*EXERCISE*. Output the material beneath this task exactly, images excluded.

━━ RECORDS FOR THIS TASK ━━

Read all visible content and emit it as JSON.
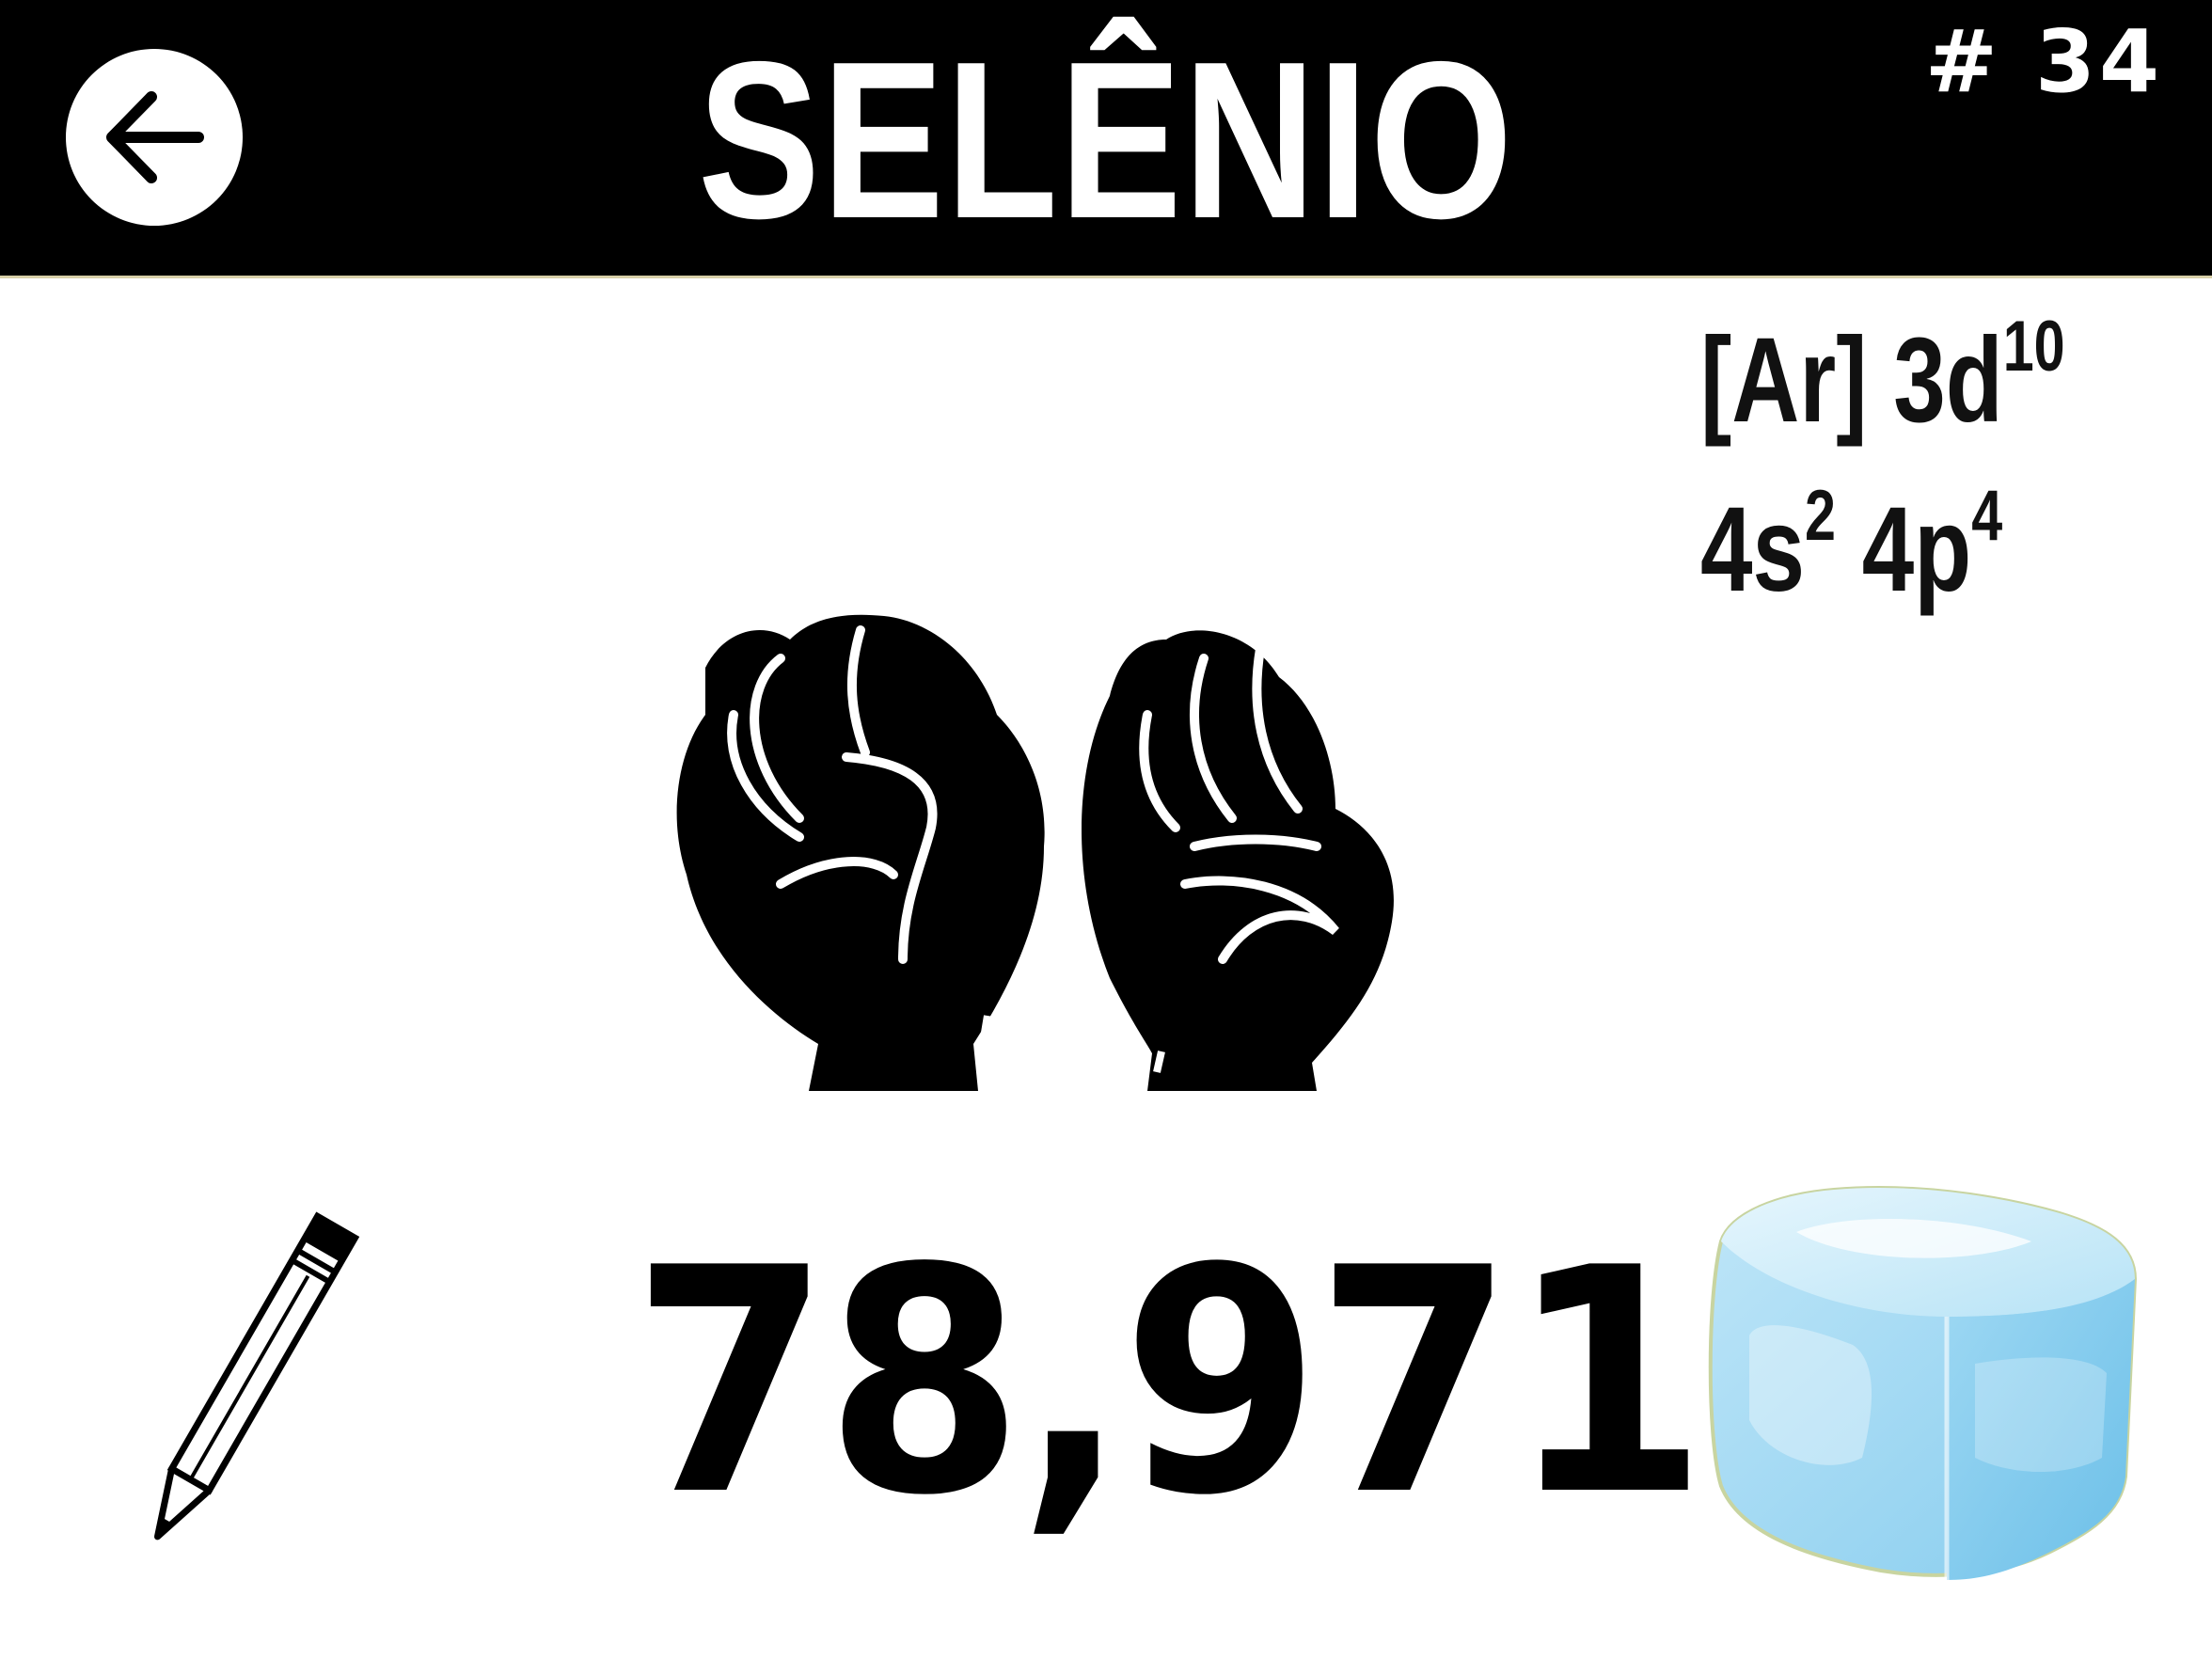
{
  "header": {
    "element_name": "SELÊNIO",
    "atomic_number": "# 34",
    "back_icon": "arrow-left-icon"
  },
  "electron_configuration": {
    "line1_prefix": "[Ar] 3d",
    "line1_sup": "10",
    "line2_a": "4s",
    "line2_a_sup": "2",
    "line2_b": " 4p",
    "line2_b_sup": "4"
  },
  "sign_language": {
    "icon": "fist-hands-icon"
  },
  "atomic_mass": "78,971",
  "icons": {
    "left": "pencil-icon",
    "right": "ice-cube-icon"
  },
  "colors": {
    "header_bg": "#000000",
    "header_text": "#ffffff",
    "text": "#000000",
    "ice": "#9fd8f2"
  }
}
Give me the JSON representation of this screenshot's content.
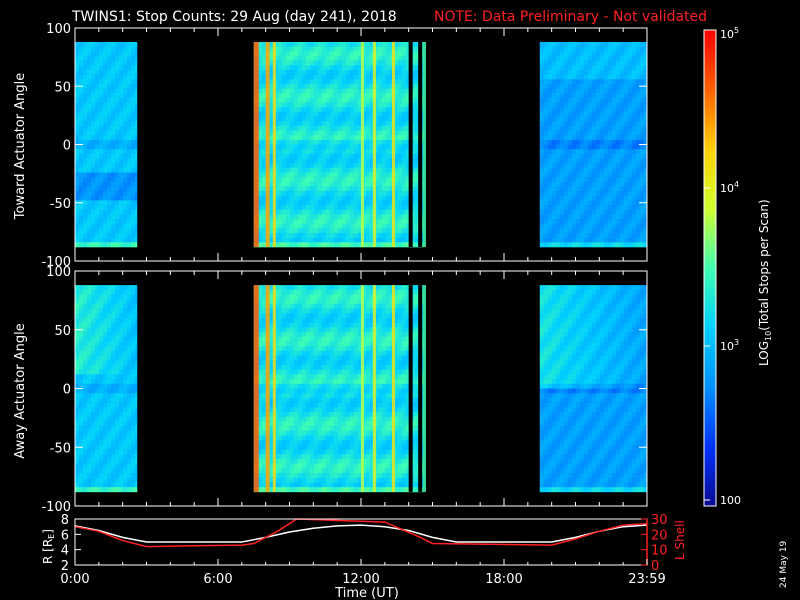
{
  "title": "TWINS1: Stop Counts: 29 Aug (day 241), 2018",
  "note": "NOTE: Data Preliminary - Not validated",
  "stamp": "24 May 19",
  "panel_top": {
    "ylabel": "Toward Actuator Angle",
    "yticks": [
      "100",
      "50",
      "0",
      "-50",
      "-100"
    ]
  },
  "panel_mid": {
    "ylabel": "Away Actuator Angle",
    "yticks": [
      "100",
      "50",
      "0",
      "-50",
      "-100"
    ]
  },
  "panel_bot": {
    "ylabel_left": "R [R",
    "ylabel_left_sub": "E",
    "ylabel_left_end": "]",
    "ylabel_right": "L Shell",
    "yticks_left": [
      "8",
      "6",
      "4",
      "2"
    ],
    "yticks_right": [
      "30",
      "20",
      "10",
      "0"
    ],
    "xticks": [
      "0:00",
      "6:00",
      "12:00",
      "18:00",
      "23:59"
    ],
    "xlabel": "Time (UT)"
  },
  "colorbar": {
    "label": "LOG",
    "label_sub": "10",
    "label_end": "(Total Stops per Scan)",
    "ticks": [
      {
        "base": "10",
        "exp": "5"
      },
      {
        "base": "10",
        "exp": "4"
      },
      {
        "base": "10",
        "exp": "3"
      },
      {
        "base": "100",
        "exp": ""
      }
    ],
    "colors": [
      "#0a0a90",
      "#0033ff",
      "#0090ff",
      "#00d0ff",
      "#40ffb0",
      "#d0ff30",
      "#ffd000",
      "#ff6000",
      "#ff0000"
    ]
  },
  "chart_data": [
    {
      "type": "heatmap",
      "ylabel": "Toward Actuator Angle",
      "x_unit": "hours UT",
      "xlim": [
        0,
        24
      ],
      "ylim": [
        -100,
        100
      ],
      "data_range_deg": [
        -88,
        88
      ],
      "observation_blocks_hours": [
        [
          0,
          2.6
        ],
        [
          7.5,
          14.6
        ],
        [
          19.5,
          24
        ]
      ],
      "high_count_stripes_hours": [
        7.5,
        8.0,
        8.3,
        12.0,
        12.5,
        13.3,
        14.6
      ]
    },
    {
      "type": "heatmap",
      "ylabel": "Away Actuator Angle",
      "x_unit": "hours UT",
      "xlim": [
        0,
        24
      ],
      "ylim": [
        -100,
        100
      ],
      "data_range_deg": [
        -88,
        88
      ],
      "observation_blocks_hours": [
        [
          0,
          2.6
        ],
        [
          7.5,
          14.6
        ],
        [
          19.5,
          24
        ]
      ],
      "high_count_stripes_hours": [
        7.5,
        8.0,
        8.3,
        12.0,
        12.5,
        13.3,
        14.6
      ]
    },
    {
      "type": "line",
      "xlim": [
        0,
        24
      ],
      "ylim_left": [
        2,
        8
      ],
      "ylim_right": [
        0,
        30
      ],
      "series": [
        {
          "name": "R [R",
          "axis": "left",
          "color": "#ffffff",
          "x": [
            0,
            1,
            2,
            3,
            5,
            7,
            8,
            9,
            10,
            11,
            12,
            13,
            14,
            15,
            16,
            18,
            20,
            21,
            22,
            23,
            24
          ],
          "y": [
            7.1,
            6.5,
            5.6,
            5.0,
            5.0,
            5.0,
            5.6,
            6.3,
            6.8,
            7.1,
            7.2,
            7.0,
            6.5,
            5.6,
            5.0,
            5.0,
            5.0,
            5.6,
            6.4,
            7.0,
            7.2
          ]
        },
        {
          "name": "L Shell",
          "axis": "right",
          "color": "#ff2020",
          "x": [
            0,
            1,
            2,
            3,
            5,
            7,
            7.5,
            8.5,
            9.3,
            13,
            14.5,
            15,
            20,
            21,
            22,
            23,
            24
          ],
          "y": [
            25,
            22,
            16,
            12,
            12.5,
            13,
            14,
            22,
            30,
            28,
            18,
            14,
            13,
            17,
            22,
            26,
            27
          ]
        }
      ]
    }
  ]
}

━━━

*SOLUTION FOR THIS PROBLEM*.
Read all visible content and emit it as JSON.
{
  "header": {
    "element_name": "SELÊNIO",
    "atomic_number": "# 34",
    "back_icon": "arrow-left-icon"
  },
  "electron_configuration": {
    "line1_prefix": "[Ar] 3d",
    "line1_sup": "10",
    "line2_a": "4s",
    "line2_a_sup": "2",
    "line2_b": " 4p",
    "line2_b_sup": "4"
  },
  "sign_language": {
    "icon": "fist-hands-icon"
  },
  "atomic_mass": "78,971",
  "icons": {
    "left": "pencil-icon",
    "right": "ice-cube-icon"
  },
  "colors": {
    "header_bg": "#000000",
    "header_text": "#ffffff",
    "text": "#000000",
    "ice": "#9fd8f2"
  }
}
Give me the JSON representation of this screenshot's content.
{
  "title": "TWINS1: Stop Counts: 29 Aug (day 241), 2018",
  "note": "NOTE: Data Preliminary - Not validated",
  "stamp": "24 May 19",
  "panel_top": {
    "ylabel": "Toward Actuator Angle",
    "yticks": [
      "100",
      "50",
      "0",
      "-50",
      "-100"
    ]
  },
  "panel_mid": {
    "ylabel": "Away Actuator Angle",
    "yticks": [
      "100",
      "50",
      "0",
      "-50",
      "-100"
    ]
  },
  "panel_bot": {
    "ylabel_left": "R [R",
    "ylabel_left_sub": "E",
    "ylabel_left_end": "]",
    "ylabel_right": "L Shell",
    "yticks_left": [
      "8",
      "6",
      "4",
      "2"
    ],
    "yticks_right": [
      "30",
      "20",
      "10",
      "0"
    ],
    "xticks": [
      "0:00",
      "6:00",
      "12:00",
      "18:00",
      "23:59"
    ],
    "xlabel": "Time (UT)"
  },
  "colorbar": {
    "label": "LOG",
    "label_sub": "10",
    "label_end": "(Total Stops per Scan)",
    "ticks": [
      {
        "base": "10",
        "exp": "5"
      },
      {
        "base": "10",
        "exp": "4"
      },
      {
        "base": "10",
        "exp": "3"
      },
      {
        "base": "100",
        "exp": ""
      }
    ],
    "colors": [
      "#0a0a90",
      "#0033ff",
      "#0090ff",
      "#00d0ff",
      "#40ffb0",
      "#d0ff30",
      "#ffd000",
      "#ff6000",
      "#ff0000"
    ]
  },
  "chart_data": [
    {
      "type": "heatmap",
      "ylabel": "Toward Actuator Angle",
      "x_unit": "hours UT",
      "xlim": [
        0,
        24
      ],
      "ylim": [
        -100,
        100
      ],
      "data_range_deg": [
        -88,
        88
      ],
      "observation_blocks_hours": [
        [
          0,
          2.6
        ],
        [
          7.5,
          14.6
        ],
        [
          19.5,
          24
        ]
      ],
      "high_count_stripes_hours": [
        7.5,
        8.0,
        8.3,
        12.0,
        12.5,
        13.3,
        14.6
      ]
    },
    {
      "type": "heatmap",
      "ylabel": "Away Actuator Angle",
      "x_unit": "hours UT",
      "xlim": [
        0,
        24
      ],
      "ylim": [
        -100,
        100
      ],
      "data_range_deg": [
        -88,
        88
      ],
      "observation_blocks_hours": [
        [
          0,
          2.6
        ],
        [
          7.5,
          14.6
        ],
        [
          19.5,
          24
        ]
      ],
      "high_count_stripes_hours": [
        7.5,
        8.0,
        8.3,
        12.0,
        12.5,
        13.3,
        14.6
      ]
    },
    {
      "type": "line",
      "xlim": [
        0,
        24
      ],
      "ylim_left": [
        2,
        8
      ],
      "ylim_right": [
        0,
        30
      ],
      "series": [
        {
          "name": "R [R",
          "axis": "left",
          "color": "#ffffff",
          "x": [
            0,
            1,
            2,
            3,
            5,
            7,
            8,
            9,
            10,
            11,
            12,
            13,
            14,
            15,
            16,
            18,
            20,
            21,
            22,
            23,
            24
          ],
          "y": [
            7.1,
            6.5,
            5.6,
            5.0,
            5.0,
            5.0,
            5.6,
            6.3,
            6.8,
            7.1,
            7.2,
            7.0,
            6.5,
            5.6,
            5.0,
            5.0,
            5.0,
            5.6,
            6.4,
            7.0,
            7.2
          ]
        },
        {
          "name": "L Shell",
          "axis": "right",
          "color": "#ff2020",
          "x": [
            0,
            1,
            2,
            3,
            5,
            7,
            7.5,
            8.5,
            9.3,
            13,
            14.5,
            15,
            20,
            21,
            22,
            23,
            24
          ],
          "y": [
            25,
            22,
            16,
            12,
            12.5,
            13,
            14,
            22,
            30,
            28,
            18,
            14,
            13,
            17,
            22,
            26,
            27
          ]
        }
      ]
    }
  ]
}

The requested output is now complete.